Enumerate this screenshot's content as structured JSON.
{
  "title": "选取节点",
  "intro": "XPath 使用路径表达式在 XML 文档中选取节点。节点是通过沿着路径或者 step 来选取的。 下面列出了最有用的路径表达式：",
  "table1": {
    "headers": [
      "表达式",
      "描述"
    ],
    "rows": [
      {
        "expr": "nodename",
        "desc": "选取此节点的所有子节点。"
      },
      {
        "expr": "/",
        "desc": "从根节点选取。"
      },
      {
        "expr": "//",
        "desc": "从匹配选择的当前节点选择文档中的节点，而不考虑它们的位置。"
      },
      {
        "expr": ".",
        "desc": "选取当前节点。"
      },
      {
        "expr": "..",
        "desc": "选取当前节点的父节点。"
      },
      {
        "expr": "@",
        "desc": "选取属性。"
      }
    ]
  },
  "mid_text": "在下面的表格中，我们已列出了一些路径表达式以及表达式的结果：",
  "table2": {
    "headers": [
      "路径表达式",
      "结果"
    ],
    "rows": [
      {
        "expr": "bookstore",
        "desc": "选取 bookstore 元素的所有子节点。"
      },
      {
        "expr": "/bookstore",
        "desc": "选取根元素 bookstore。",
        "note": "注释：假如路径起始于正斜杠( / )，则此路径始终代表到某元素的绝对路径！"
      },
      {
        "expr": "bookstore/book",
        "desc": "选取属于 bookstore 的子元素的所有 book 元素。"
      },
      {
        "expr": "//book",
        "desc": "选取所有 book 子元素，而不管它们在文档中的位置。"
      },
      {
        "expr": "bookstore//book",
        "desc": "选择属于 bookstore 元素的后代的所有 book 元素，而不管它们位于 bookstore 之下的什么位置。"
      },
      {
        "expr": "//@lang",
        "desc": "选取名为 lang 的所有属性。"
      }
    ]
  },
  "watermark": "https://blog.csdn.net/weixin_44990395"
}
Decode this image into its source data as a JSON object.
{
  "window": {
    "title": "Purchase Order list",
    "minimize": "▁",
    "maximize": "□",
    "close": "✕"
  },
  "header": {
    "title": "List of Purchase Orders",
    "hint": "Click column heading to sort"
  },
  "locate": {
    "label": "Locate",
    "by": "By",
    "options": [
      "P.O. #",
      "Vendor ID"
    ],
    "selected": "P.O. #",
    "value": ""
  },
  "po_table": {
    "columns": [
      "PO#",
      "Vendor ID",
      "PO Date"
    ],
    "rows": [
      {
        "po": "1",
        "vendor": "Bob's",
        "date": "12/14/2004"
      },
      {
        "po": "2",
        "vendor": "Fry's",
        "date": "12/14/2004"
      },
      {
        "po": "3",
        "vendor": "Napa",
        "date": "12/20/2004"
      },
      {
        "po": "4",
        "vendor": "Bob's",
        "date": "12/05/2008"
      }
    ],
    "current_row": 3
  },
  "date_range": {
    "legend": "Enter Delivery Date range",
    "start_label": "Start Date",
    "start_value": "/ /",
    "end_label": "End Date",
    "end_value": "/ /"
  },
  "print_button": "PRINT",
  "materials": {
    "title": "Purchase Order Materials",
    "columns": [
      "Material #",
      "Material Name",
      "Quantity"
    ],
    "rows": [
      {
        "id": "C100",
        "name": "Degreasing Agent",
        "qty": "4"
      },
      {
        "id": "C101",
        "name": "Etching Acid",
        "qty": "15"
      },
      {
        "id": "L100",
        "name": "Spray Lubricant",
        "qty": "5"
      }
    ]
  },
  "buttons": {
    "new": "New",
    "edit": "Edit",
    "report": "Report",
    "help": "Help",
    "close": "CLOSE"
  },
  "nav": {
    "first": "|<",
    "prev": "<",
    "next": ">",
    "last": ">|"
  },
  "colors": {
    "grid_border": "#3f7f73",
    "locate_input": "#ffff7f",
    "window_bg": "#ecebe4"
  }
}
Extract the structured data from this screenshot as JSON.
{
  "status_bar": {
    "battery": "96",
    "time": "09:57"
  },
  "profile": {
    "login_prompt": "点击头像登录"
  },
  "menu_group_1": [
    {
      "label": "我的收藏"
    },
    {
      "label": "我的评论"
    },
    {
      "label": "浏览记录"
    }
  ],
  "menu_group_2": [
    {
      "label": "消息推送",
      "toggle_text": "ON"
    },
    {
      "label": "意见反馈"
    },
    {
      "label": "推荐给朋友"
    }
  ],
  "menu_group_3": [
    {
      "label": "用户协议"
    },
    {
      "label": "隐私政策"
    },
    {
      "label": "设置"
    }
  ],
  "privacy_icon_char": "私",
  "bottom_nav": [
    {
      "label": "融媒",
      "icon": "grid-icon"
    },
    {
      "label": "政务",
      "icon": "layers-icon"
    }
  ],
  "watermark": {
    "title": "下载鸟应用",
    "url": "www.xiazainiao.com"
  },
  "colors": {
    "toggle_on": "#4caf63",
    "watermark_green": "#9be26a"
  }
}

■ Exercise details: Write out the entries above word for word.

■ The result:
Enumerate this screenshot's content as structured JSON.
{
  "title": "选取节点",
  "intro": "XPath 使用路径表达式在 XML 文档中选取节点。节点是通过沿着路径或者 step 来选取的。 下面列出了最有用的路径表达式：",
  "table1": {
    "headers": [
      "表达式",
      "描述"
    ],
    "rows": [
      {
        "expr": "nodename",
        "desc": "选取此节点的所有子节点。"
      },
      {
        "expr": "/",
        "desc": "从根节点选取。"
      },
      {
        "expr": "//",
        "desc": "从匹配选择的当前节点选择文档中的节点，而不考虑它们的位置。"
      },
      {
        "expr": ".",
        "desc": "选取当前节点。"
      },
      {
        "expr": "..",
        "desc": "选取当前节点的父节点。"
      },
      {
        "expr": "@",
        "desc": "选取属性。"
      }
    ]
  },
  "mid_text": "在下面的表格中，我们已列出了一些路径表达式以及表达式的结果：",
  "table2": {
    "headers": [
      "路径表达式",
      "结果"
    ],
    "rows": [
      {
        "expr": "bookstore",
        "desc": "选取 bookstore 元素的所有子节点。"
      },
      {
        "expr": "/bookstore",
        "desc": "选取根元素 bookstore。",
        "note": "注释：假如路径起始于正斜杠( / )，则此路径始终代表到某元素的绝对路径！"
      },
      {
        "expr": "bookstore/book",
        "desc": "选取属于 bookstore 的子元素的所有 book 元素。"
      },
      {
        "expr": "//book",
        "desc": "选取所有 book 子元素，而不管它们在文档中的位置。"
      },
      {
        "expr": "bookstore//book",
        "desc": "选择属于 bookstore 元素的后代的所有 book 元素，而不管它们位于 bookstore 之下的什么位置。"
      },
      {
        "expr": "//@lang",
        "desc": "选取名为 lang 的所有属性。"
      }
    ]
  },
  "watermark": "https://blog.csdn.net/weixin_44990395"
}
Decode this image into its source data as a JSON object.
{
  "window": {
    "title": "Purchase Order list",
    "minimize": "▁",
    "maximize": "□",
    "close": "✕"
  },
  "header": {
    "title": "List of Purchase Orders",
    "hint": "Click column heading to sort"
  },
  "locate": {
    "label": "Locate",
    "by": "By",
    "options": [
      "P.O. #",
      "Vendor ID"
    ],
    "selected": "P.O. #",
    "value": ""
  },
  "po_table": {
    "columns": [
      "PO#",
      "Vendor ID",
      "PO Date"
    ],
    "rows": [
      {
        "po": "1",
        "vendor": "Bob's",
        "date": "12/14/2004"
      },
      {
        "po": "2",
        "vendor": "Fry's",
        "date": "12/14/2004"
      },
      {
        "po": "3",
        "vendor": "Napa",
        "date": "12/20/2004"
      },
      {
        "po": "4",
        "vendor": "Bob's",
        "date": "12/05/2008"
      }
    ],
    "current_row": 3
  },
  "date_range": {
    "legend": "Enter Delivery Date range",
    "start_label": "Start Date",
    "start_value": "/ /",
    "end_label": "End Date",
    "end_value": "/ /"
  },
  "print_button": "PRINT",
  "materials": {
    "title": "Purchase Order Materials",
    "columns": [
      "Material #",
      "Material Name",
      "Quantity"
    ],
    "rows": [
      {
        "id": "C100",
        "name": "Degreasing Agent",
        "qty": "4"
      },
      {
        "id": "C101",
        "name": "Etching Acid",
        "qty": "15"
      },
      {
        "id": "L100",
        "name": "Spray Lubricant",
        "qty": "5"
      }
    ]
  },
  "buttons": {
    "new": "New",
    "edit": "Edit",
    "report": "Report",
    "help": "Help",
    "close": "CLOSE"
  },
  "nav": {
    "first": "|<",
    "prev": "<",
    "next": ">",
    "last": ">|"
  },
  "colors": {
    "grid_border": "#3f7f73",
    "locate_input": "#ffff7f",
    "window_bg": "#ecebe4"
  }
}
Extract the structured data from this screenshot as JSON.
{
  "status_bar": {
    "battery": "96",
    "time": "09:57"
  },
  "profile": {
    "login_prompt": "点击头像登录"
  },
  "menu_group_1": [
    {
      "label": "我的收藏"
    },
    {
      "label": "我的评论"
    },
    {
      "label": "浏览记录"
    }
  ],
  "menu_group_2": [
    {
      "label": "消息推送",
      "toggle_text": "ON"
    },
    {
      "label": "意见反馈"
    },
    {
      "label": "推荐给朋友"
    }
  ],
  "menu_group_3": [
    {
      "label": "用户协议"
    },
    {
      "label": "隐私政策"
    },
    {
      "label": "设置"
    }
  ],
  "privacy_icon_char": "私",
  "bottom_nav": [
    {
      "label": "融媒",
      "icon": "grid-icon"
    },
    {
      "label": "政务",
      "icon": "layers-icon"
    }
  ],
  "watermark": {
    "title": "下载鸟应用",
    "url": "www.xiazainiao.com"
  },
  "colors": {
    "toggle_on": "#4caf63",
    "watermark_green": "#9be26a"
  }
}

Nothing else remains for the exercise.